== THE PROBLEM ==
Copy the lines below, swapping "data-point" for "plot-point" wherever it appears and leaving everything else unchanged.

Element region listings
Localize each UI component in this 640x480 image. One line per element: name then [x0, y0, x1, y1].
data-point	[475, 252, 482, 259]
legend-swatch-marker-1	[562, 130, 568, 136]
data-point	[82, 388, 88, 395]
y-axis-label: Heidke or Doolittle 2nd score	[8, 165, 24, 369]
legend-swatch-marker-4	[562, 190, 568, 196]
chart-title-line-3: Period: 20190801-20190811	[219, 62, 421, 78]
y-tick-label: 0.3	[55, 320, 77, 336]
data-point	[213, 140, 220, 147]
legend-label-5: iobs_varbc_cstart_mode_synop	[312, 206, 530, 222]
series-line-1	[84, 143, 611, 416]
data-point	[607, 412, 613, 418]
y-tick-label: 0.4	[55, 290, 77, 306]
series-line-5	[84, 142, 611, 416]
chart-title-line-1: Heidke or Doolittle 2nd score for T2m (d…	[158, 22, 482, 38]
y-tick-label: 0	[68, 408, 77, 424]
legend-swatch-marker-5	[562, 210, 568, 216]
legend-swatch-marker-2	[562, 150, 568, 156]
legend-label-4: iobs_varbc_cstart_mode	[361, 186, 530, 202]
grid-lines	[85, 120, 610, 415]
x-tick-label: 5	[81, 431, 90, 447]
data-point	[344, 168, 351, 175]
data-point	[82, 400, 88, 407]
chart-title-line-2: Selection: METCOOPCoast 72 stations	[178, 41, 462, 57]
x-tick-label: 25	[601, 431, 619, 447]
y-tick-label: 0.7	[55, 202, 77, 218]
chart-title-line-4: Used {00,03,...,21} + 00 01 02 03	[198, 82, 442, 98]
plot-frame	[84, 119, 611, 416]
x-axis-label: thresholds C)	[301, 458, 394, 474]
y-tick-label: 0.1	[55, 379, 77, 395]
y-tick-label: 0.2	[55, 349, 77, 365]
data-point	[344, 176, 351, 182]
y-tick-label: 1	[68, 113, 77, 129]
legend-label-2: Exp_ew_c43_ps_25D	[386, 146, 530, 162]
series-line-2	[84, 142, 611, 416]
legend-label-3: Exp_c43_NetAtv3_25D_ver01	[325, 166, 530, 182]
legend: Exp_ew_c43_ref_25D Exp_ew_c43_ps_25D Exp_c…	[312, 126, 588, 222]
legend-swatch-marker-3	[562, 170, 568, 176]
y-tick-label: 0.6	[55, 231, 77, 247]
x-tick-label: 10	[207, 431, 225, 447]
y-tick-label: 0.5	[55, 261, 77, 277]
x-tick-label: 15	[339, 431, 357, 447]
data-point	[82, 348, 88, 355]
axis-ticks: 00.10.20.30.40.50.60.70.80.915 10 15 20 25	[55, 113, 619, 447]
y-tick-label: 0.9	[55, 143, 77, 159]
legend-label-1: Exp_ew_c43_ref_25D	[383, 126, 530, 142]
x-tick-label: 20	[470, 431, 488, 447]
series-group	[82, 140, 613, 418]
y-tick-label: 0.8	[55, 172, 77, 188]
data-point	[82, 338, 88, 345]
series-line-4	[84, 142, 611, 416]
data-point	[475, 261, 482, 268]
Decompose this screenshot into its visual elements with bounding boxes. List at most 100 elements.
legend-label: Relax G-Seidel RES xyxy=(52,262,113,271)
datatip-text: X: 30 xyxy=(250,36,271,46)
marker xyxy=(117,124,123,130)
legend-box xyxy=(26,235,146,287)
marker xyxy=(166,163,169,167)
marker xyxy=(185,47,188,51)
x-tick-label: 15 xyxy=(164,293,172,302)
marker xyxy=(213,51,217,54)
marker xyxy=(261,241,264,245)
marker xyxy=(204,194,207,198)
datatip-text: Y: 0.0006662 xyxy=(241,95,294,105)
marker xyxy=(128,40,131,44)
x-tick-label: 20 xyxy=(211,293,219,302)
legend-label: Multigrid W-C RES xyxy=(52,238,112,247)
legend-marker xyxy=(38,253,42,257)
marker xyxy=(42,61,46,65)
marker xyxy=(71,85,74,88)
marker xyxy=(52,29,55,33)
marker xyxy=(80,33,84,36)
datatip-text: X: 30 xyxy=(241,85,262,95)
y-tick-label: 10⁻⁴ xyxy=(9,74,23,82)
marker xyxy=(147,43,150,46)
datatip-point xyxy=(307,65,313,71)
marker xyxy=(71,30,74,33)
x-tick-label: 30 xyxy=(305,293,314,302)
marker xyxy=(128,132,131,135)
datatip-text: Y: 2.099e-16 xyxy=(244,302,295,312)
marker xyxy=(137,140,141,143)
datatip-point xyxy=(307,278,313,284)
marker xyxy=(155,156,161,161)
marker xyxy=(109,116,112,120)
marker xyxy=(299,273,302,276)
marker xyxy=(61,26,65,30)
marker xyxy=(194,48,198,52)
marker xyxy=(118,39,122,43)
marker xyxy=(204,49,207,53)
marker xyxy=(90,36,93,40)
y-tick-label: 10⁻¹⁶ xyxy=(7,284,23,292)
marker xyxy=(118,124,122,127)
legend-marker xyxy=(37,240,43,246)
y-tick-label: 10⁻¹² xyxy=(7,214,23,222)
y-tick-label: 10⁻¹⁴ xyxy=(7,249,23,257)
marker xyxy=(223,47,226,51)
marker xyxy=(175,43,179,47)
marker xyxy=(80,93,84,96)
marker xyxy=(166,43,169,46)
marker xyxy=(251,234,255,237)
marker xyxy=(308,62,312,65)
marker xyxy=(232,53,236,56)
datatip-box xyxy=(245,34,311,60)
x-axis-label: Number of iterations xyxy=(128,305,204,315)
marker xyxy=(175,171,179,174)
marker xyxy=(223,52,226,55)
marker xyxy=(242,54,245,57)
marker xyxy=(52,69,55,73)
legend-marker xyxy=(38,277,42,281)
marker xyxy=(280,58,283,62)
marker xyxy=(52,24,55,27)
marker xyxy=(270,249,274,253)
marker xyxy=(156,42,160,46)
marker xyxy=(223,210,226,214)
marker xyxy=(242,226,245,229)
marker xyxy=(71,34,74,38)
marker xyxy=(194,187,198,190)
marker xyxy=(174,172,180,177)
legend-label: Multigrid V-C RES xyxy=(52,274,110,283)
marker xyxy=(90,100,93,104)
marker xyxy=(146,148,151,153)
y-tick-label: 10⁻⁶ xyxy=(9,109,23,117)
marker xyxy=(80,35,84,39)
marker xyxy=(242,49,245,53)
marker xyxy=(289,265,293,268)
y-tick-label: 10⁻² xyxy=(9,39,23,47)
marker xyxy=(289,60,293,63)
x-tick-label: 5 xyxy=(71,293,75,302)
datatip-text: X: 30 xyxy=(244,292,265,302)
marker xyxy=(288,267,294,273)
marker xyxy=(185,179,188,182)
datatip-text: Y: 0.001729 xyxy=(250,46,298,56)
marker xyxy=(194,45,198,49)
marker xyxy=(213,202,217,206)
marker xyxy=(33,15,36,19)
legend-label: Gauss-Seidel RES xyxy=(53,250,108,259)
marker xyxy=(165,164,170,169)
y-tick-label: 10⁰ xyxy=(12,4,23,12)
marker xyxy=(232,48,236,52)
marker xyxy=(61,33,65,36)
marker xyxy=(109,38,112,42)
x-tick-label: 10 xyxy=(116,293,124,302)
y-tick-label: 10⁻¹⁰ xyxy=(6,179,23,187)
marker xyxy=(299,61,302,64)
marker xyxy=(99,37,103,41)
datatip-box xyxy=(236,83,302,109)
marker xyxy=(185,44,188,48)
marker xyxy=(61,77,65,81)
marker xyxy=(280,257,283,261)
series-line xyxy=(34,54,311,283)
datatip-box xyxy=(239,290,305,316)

== CORRECT OUTPUT ==
Localize each UI component in this 640x480 image. One line per element: name then [x0, y0, x1, y1].
plot-point	[475, 252, 482, 259]
legend-swatch-marker-1	[562, 130, 568, 136]
plot-point	[82, 388, 88, 395]
y-axis-label: Heidke or Doolittle 2nd score	[8, 165, 24, 369]
legend-swatch-marker-4	[562, 190, 568, 196]
chart-title-line-3: Period: 20190801-20190811	[219, 62, 421, 78]
y-tick-label: 0.3	[55, 320, 77, 336]
plot-point	[213, 140, 220, 147]
legend-label-5: iobs_varbc_cstart_mode_synop	[312, 206, 530, 222]
series-line-1	[84, 143, 611, 416]
plot-point	[607, 412, 613, 418]
y-tick-label: 0.4	[55, 290, 77, 306]
series-line-5	[84, 142, 611, 416]
chart-title-line-1: Heidke or Doolittle 2nd score for T2m (d…	[158, 22, 482, 38]
y-tick-label: 0	[68, 408, 77, 424]
legend-swatch-marker-5	[562, 210, 568, 216]
legend-swatch-marker-2	[562, 150, 568, 156]
legend-label-4: iobs_varbc_cstart_mode	[361, 186, 530, 202]
grid-lines	[85, 120, 610, 415]
x-tick-label: 5	[81, 431, 90, 447]
plot-point	[344, 168, 351, 175]
plot-point	[82, 400, 88, 407]
chart-title-line-2: Selection: METCOOPCoast 72 stations	[178, 41, 462, 57]
x-tick-label: 25	[601, 431, 619, 447]
y-tick-label: 0.7	[55, 202, 77, 218]
chart-title-line-4: Used {00,03,...,21} + 00 01 02 03	[198, 82, 442, 98]
plot-frame	[84, 119, 611, 416]
x-axis-label: thresholds C)	[301, 458, 394, 474]
y-tick-label: 0.1	[55, 379, 77, 395]
y-tick-label: 0.2	[55, 349, 77, 365]
plot-point	[344, 176, 351, 182]
y-tick-label: 1	[68, 113, 77, 129]
legend-label-2: Exp_ew_c43_ps_25D	[386, 146, 530, 162]
series-line-2	[84, 142, 611, 416]
legend-label-3: Exp_c43_NetAtv3_25D_ver01	[325, 166, 530, 182]
legend: Exp_ew_c43_ref_25D Exp_ew_c43_ps_25D Exp_c…	[312, 126, 588, 222]
legend-swatch-marker-3	[562, 170, 568, 176]
y-tick-label: 0.6	[55, 231, 77, 247]
x-tick-label: 10	[207, 431, 225, 447]
y-tick-label: 0.5	[55, 261, 77, 277]
x-tick-label: 15	[339, 431, 357, 447]
plot-point	[82, 348, 88, 355]
axis-ticks: 00.10.20.30.40.50.60.70.80.915 10 15 20 25	[55, 113, 619, 447]
y-tick-label: 0.9	[55, 143, 77, 159]
legend-label-1: Exp_ew_c43_ref_25D	[383, 126, 530, 142]
x-tick-label: 20	[470, 431, 488, 447]
series-group	[82, 140, 613, 418]
y-tick-label: 0.8	[55, 172, 77, 188]
plot-point	[82, 338, 88, 345]
series-line-4	[84, 142, 611, 416]
plot-point	[475, 261, 482, 268]
Decompose this screenshot into its visual elements with bounding boxes. List at most 100 elements.
legend-label: Relax G-Seidel RES xyxy=(52,262,113,271)
datatip-text: X: 30 xyxy=(250,36,271,46)
marker xyxy=(117,124,123,130)
legend-box xyxy=(26,235,146,287)
marker xyxy=(166,163,169,167)
marker xyxy=(185,47,188,51)
x-tick-label: 15 xyxy=(164,293,172,302)
marker xyxy=(213,51,217,54)
marker xyxy=(261,241,264,245)
marker xyxy=(204,194,207,198)
datatip-text: Y: 0.0006662 xyxy=(241,95,294,105)
marker xyxy=(128,40,131,44)
x-tick-label: 20 xyxy=(211,293,219,302)
legend-label: Multigrid W-C RES xyxy=(52,238,112,247)
legend-marker xyxy=(38,253,42,257)
marker xyxy=(42,61,46,65)
marker xyxy=(71,85,74,88)
marker xyxy=(52,29,55,33)
marker xyxy=(80,33,84,36)
datatip-text: X: 30 xyxy=(241,85,262,95)
y-tick-label: 10⁻⁴ xyxy=(9,74,23,82)
marker xyxy=(147,43,150,46)
datatip-point xyxy=(307,65,313,71)
marker xyxy=(71,30,74,33)
x-tick-label: 30 xyxy=(305,293,314,302)
marker xyxy=(128,132,131,135)
datatip-text: Y: 2.099e-16 xyxy=(244,302,295,312)
marker xyxy=(137,140,141,143)
datatip-point xyxy=(307,278,313,284)
marker xyxy=(155,156,161,161)
marker xyxy=(109,116,112,120)
marker xyxy=(299,273,302,276)
marker xyxy=(61,26,65,30)
marker xyxy=(194,48,198,52)
marker xyxy=(118,39,122,43)
marker xyxy=(204,49,207,53)
marker xyxy=(90,36,93,40)
y-tick-label: 10⁻¹⁶ xyxy=(7,284,23,292)
marker xyxy=(118,124,122,127)
legend-marker xyxy=(37,240,43,246)
y-tick-label: 10⁻¹² xyxy=(7,214,23,222)
y-tick-label: 10⁻¹⁴ xyxy=(7,249,23,257)
marker xyxy=(223,47,226,51)
marker xyxy=(175,43,179,47)
marker xyxy=(80,93,84,96)
marker xyxy=(166,43,169,46)
marker xyxy=(251,234,255,237)
marker xyxy=(308,62,312,65)
marker xyxy=(232,53,236,56)
datatip-box xyxy=(245,34,311,60)
x-axis-label: Number of iterations xyxy=(128,305,204,315)
marker xyxy=(175,171,179,174)
marker xyxy=(223,52,226,55)
marker xyxy=(242,54,245,57)
marker xyxy=(52,69,55,73)
legend-marker xyxy=(38,277,42,281)
marker xyxy=(280,58,283,62)
marker xyxy=(52,24,55,27)
marker xyxy=(270,249,274,253)
marker xyxy=(156,42,160,46)
marker xyxy=(223,210,226,214)
marker xyxy=(242,226,245,229)
marker xyxy=(71,34,74,38)
marker xyxy=(194,187,198,190)
marker xyxy=(174,172,180,177)
legend-label: Multigrid V-C RES xyxy=(52,274,110,283)
marker xyxy=(90,100,93,104)
marker xyxy=(146,148,151,153)
y-tick-label: 10⁻⁶ xyxy=(9,109,23,117)
marker xyxy=(80,35,84,39)
marker xyxy=(242,49,245,53)
marker xyxy=(289,265,293,268)
y-tick-label: 10⁻² xyxy=(9,39,23,47)
marker xyxy=(289,60,293,63)
x-tick-label: 5 xyxy=(71,293,75,302)
datatip-text: X: 30 xyxy=(244,292,265,302)
marker xyxy=(288,267,294,273)
marker xyxy=(185,179,188,182)
datatip-text: Y: 0.001729 xyxy=(250,46,298,56)
marker xyxy=(194,45,198,49)
marker xyxy=(213,202,217,206)
marker xyxy=(33,15,36,19)
legend-label: Gauss-Seidel RES xyxy=(53,250,108,259)
marker xyxy=(165,164,170,169)
y-tick-label: 10⁰ xyxy=(12,4,23,12)
marker xyxy=(232,48,236,52)
marker xyxy=(61,33,65,36)
marker xyxy=(109,38,112,42)
x-tick-label: 10 xyxy=(116,293,124,302)
y-tick-label: 10⁻¹⁰ xyxy=(6,179,23,187)
marker xyxy=(299,61,302,64)
marker xyxy=(99,37,103,41)
datatip-box xyxy=(236,83,302,109)
marker xyxy=(185,44,188,48)
marker xyxy=(61,77,65,81)
marker xyxy=(280,257,283,261)
series-line xyxy=(34,54,311,283)
datatip-box xyxy=(239,290,305,316)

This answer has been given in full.